● READING PASSAGE:
2017-07-05 Thread Maxime Guyot
Hi Massimiliano,

I am a little surprised to see 6x NVMe, 64GB of RAM, 2x100 NICs and E5-2603
v4, that's one of the cheapest E5 Intel CPU mixed with some pretty high end
gear, it does not make sense. Wildo's right go with much higher frequency:
E5-2637 v4, E5-2643 v4, E5-1660 v4, E5-1650 v4. If you need to go on the
cheap, the E3 serie is interesting (E3-1220 v6, E3-1230 v6, ...) if you can
work with the limitations: max 64GB of RAM, max 4 cores  and single CPU.

Higher frequency should reduce latency when communicating with NICs and
SSDs which benefits Ceph's performance.

100G NICs is overkill for throughput, but it should reduce the latency. 25G
NIC are becoming popular for servers (replacing 10G NICs).

● INFORMATION PROVIDED:
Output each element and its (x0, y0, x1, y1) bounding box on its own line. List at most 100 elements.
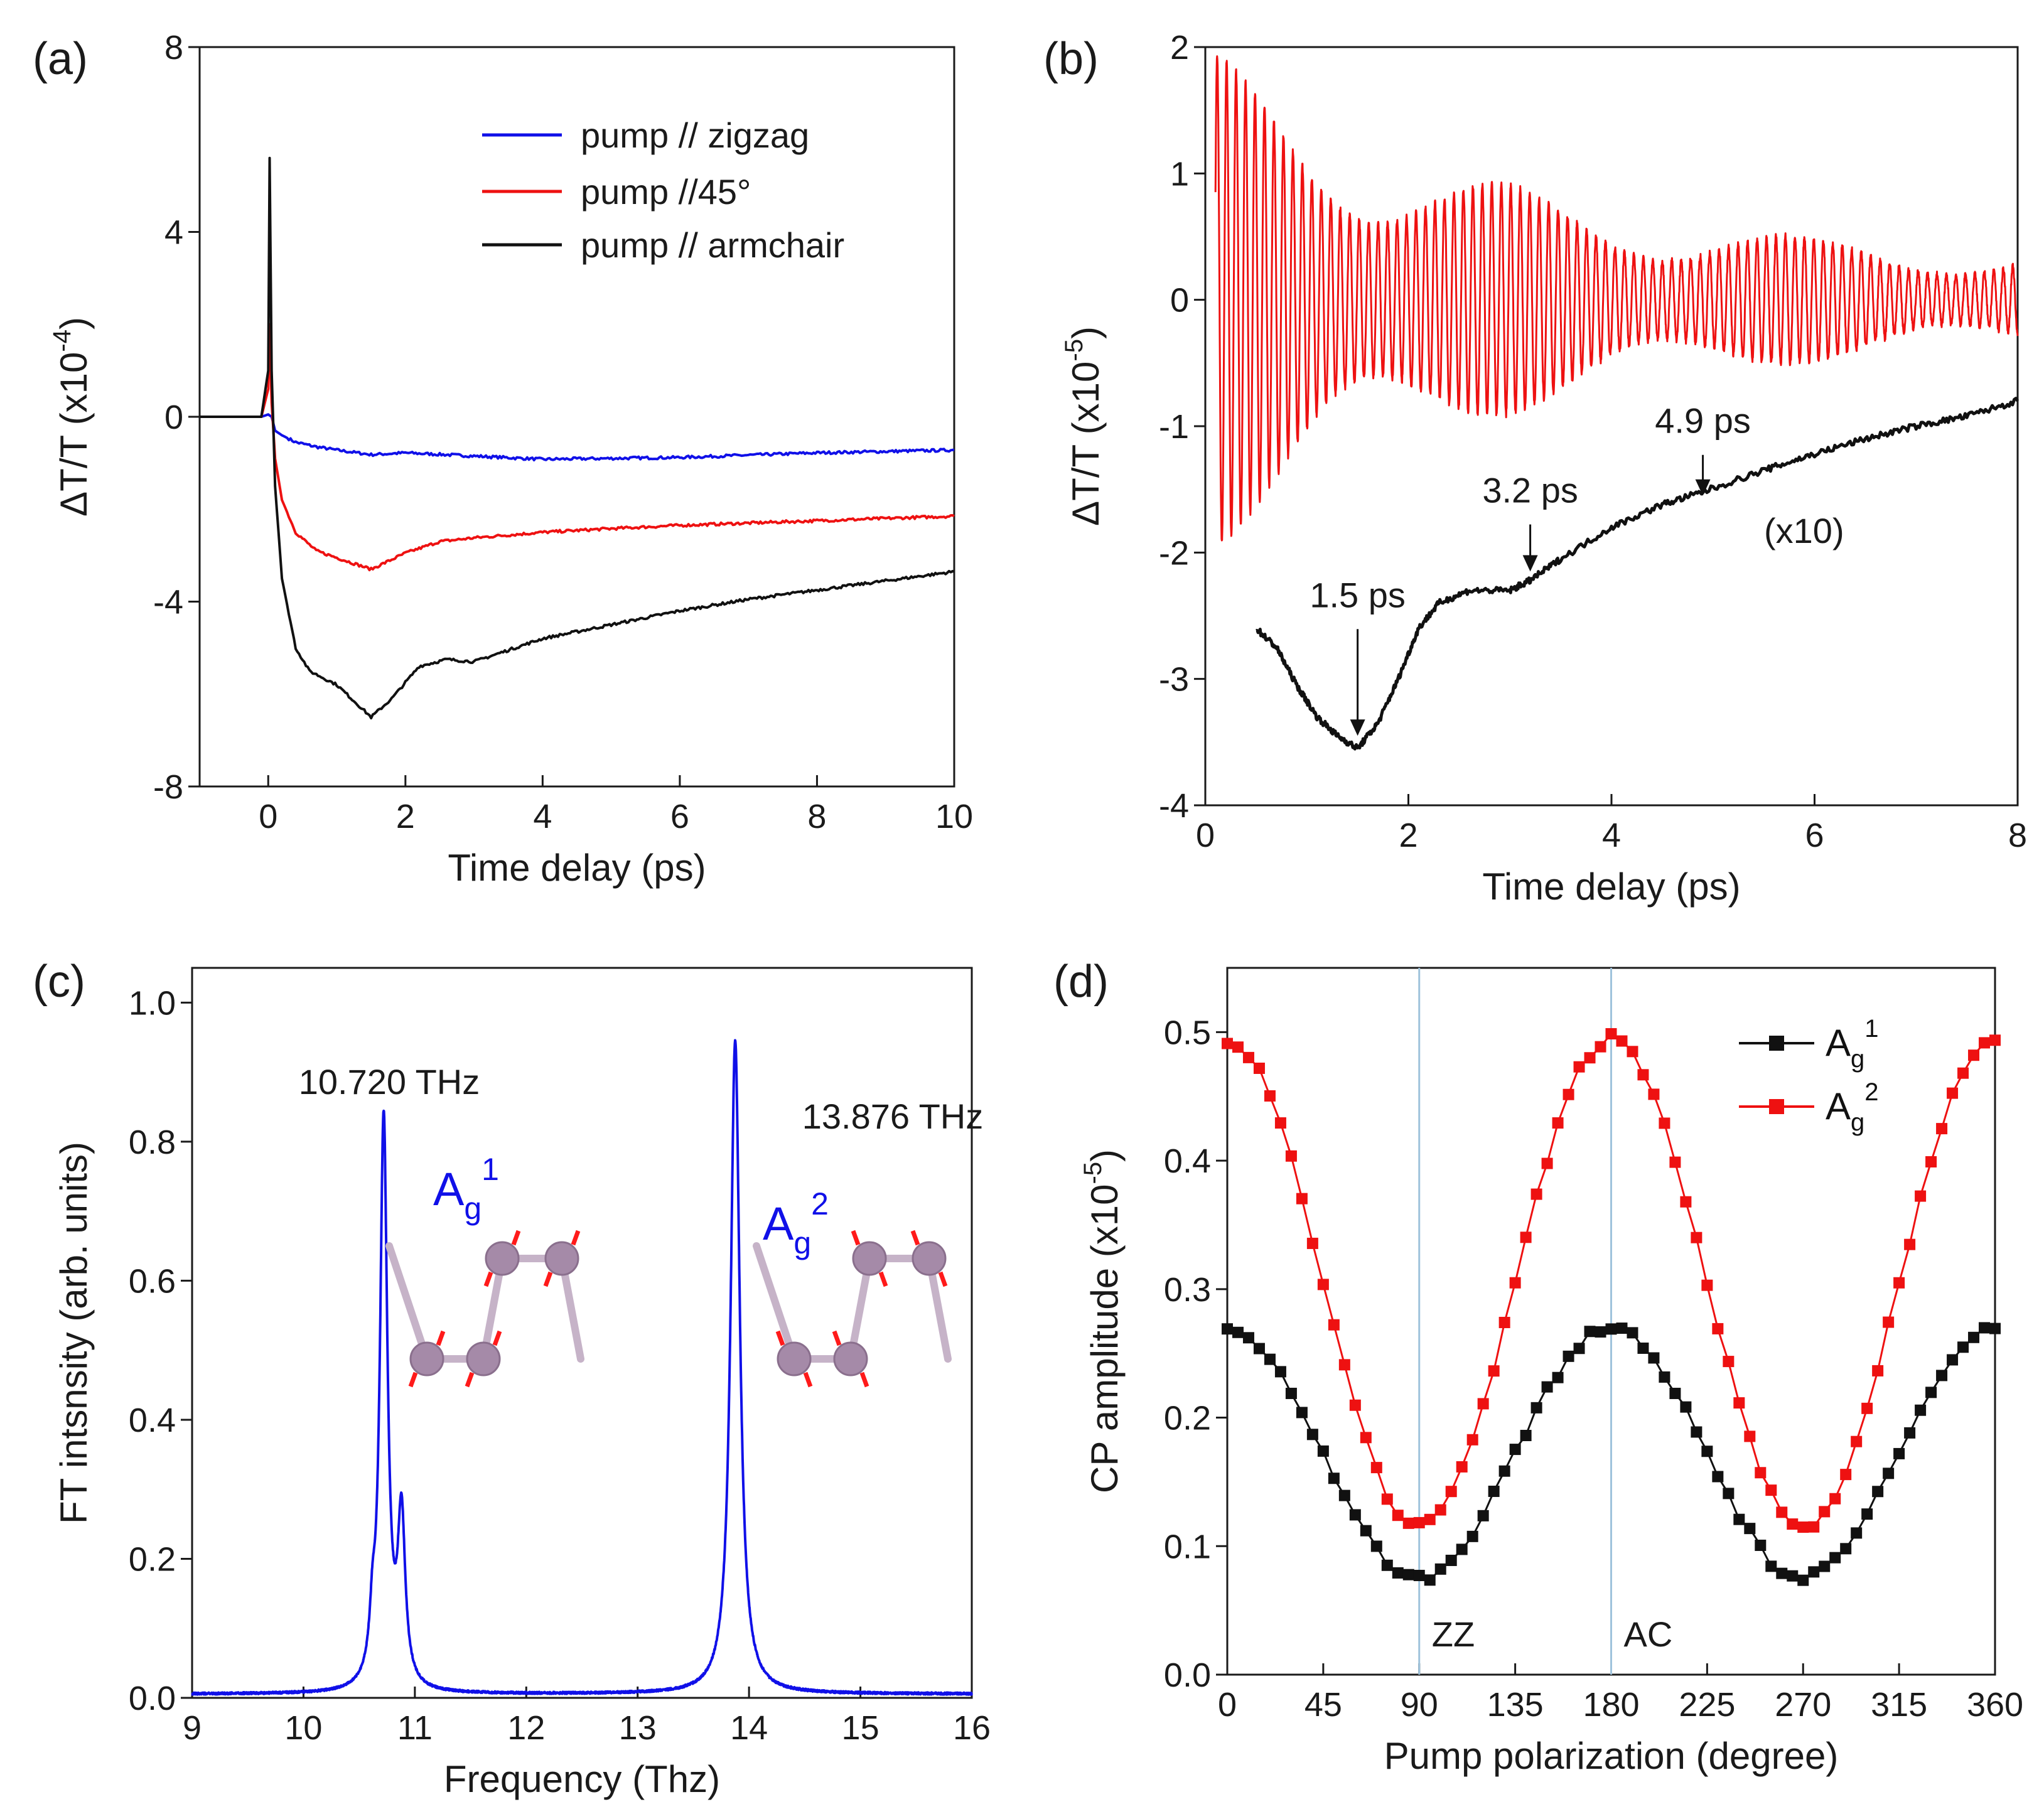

==

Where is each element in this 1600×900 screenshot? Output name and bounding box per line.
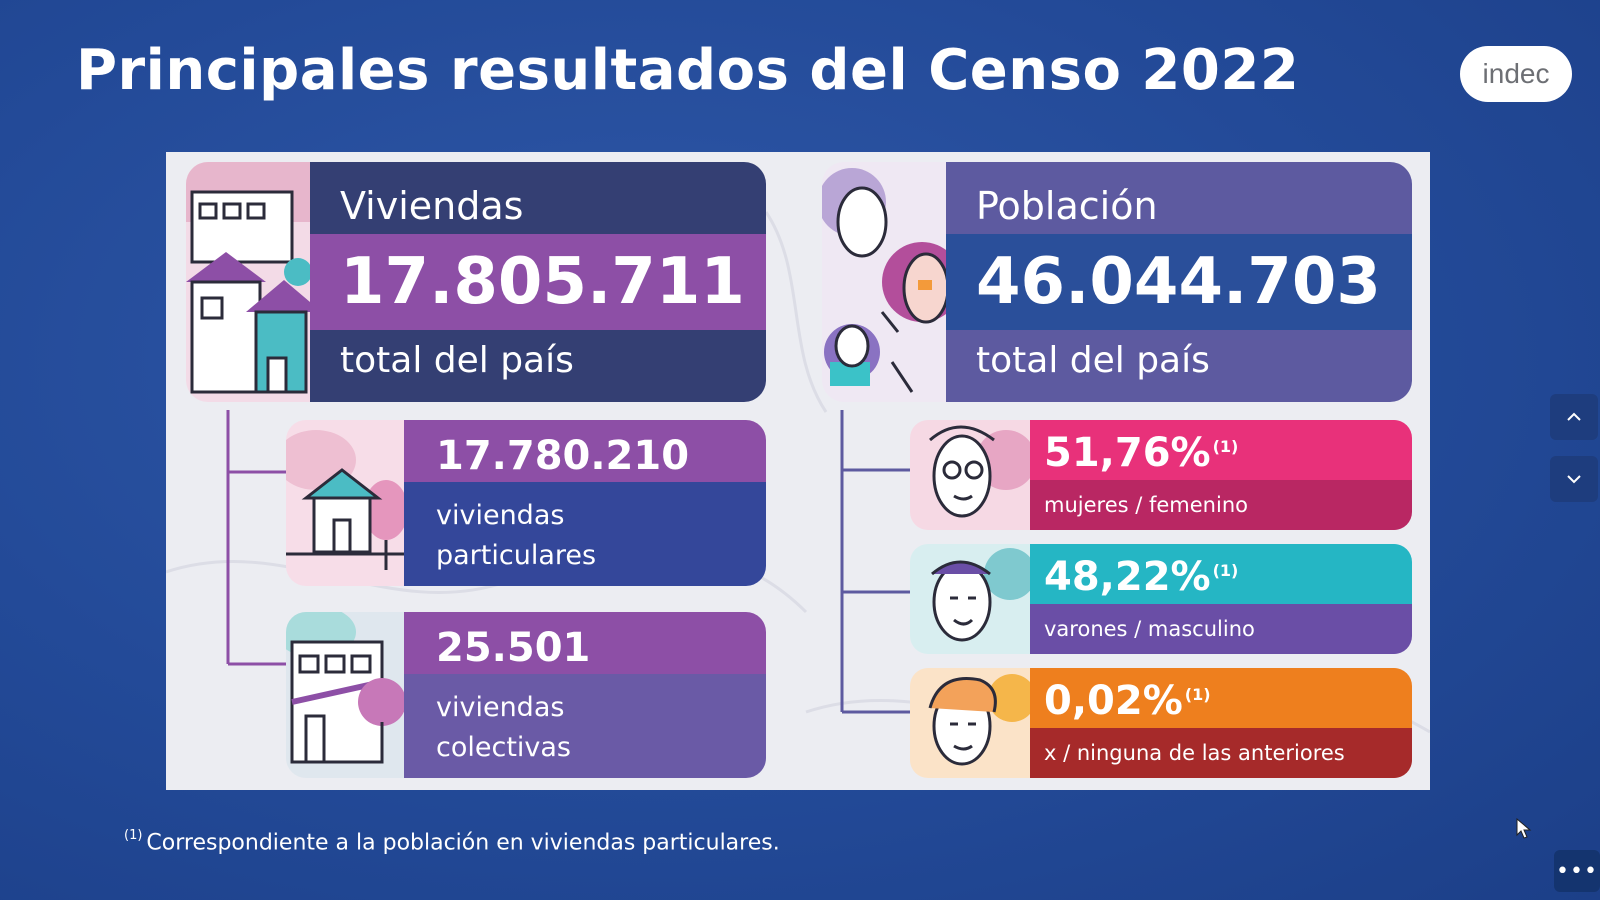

● SHORT TASK A: What limitations of the E3 series does the server hardware message list?
● SHORT TASK B: Reproduce the server hardware message from "2017-07-05 Thread Maxime" up to and including "and single CPU.".

● WRITTEN RESPONSE A: A maximum of 64GB of RAM, a maximum of 4 cores, and a single CPU.

● WRITTEN RESPONSE B:
2017-07-05 Thread Maxime Guyot
Hi Massimiliano,

I am a little surprised to see 6x NVMe, 64GB of RAM, 2x100 NICs and E5-2603
v4, that's one of the cheapest E5 Intel CPU mixed with some pretty high end
gear, it does not make sense. Wildo's right go with much higher frequency:
E5-2637 v4, E5-2643 v4, E5-1660 v4, E5-1650 v4. If you need to go on the
cheap, the E3 serie is interesting (E3-1220 v6, E3-1230 v6, ...) if you can
work with the limitations: max 64GB of RAM, max 4 cores  and single CPU.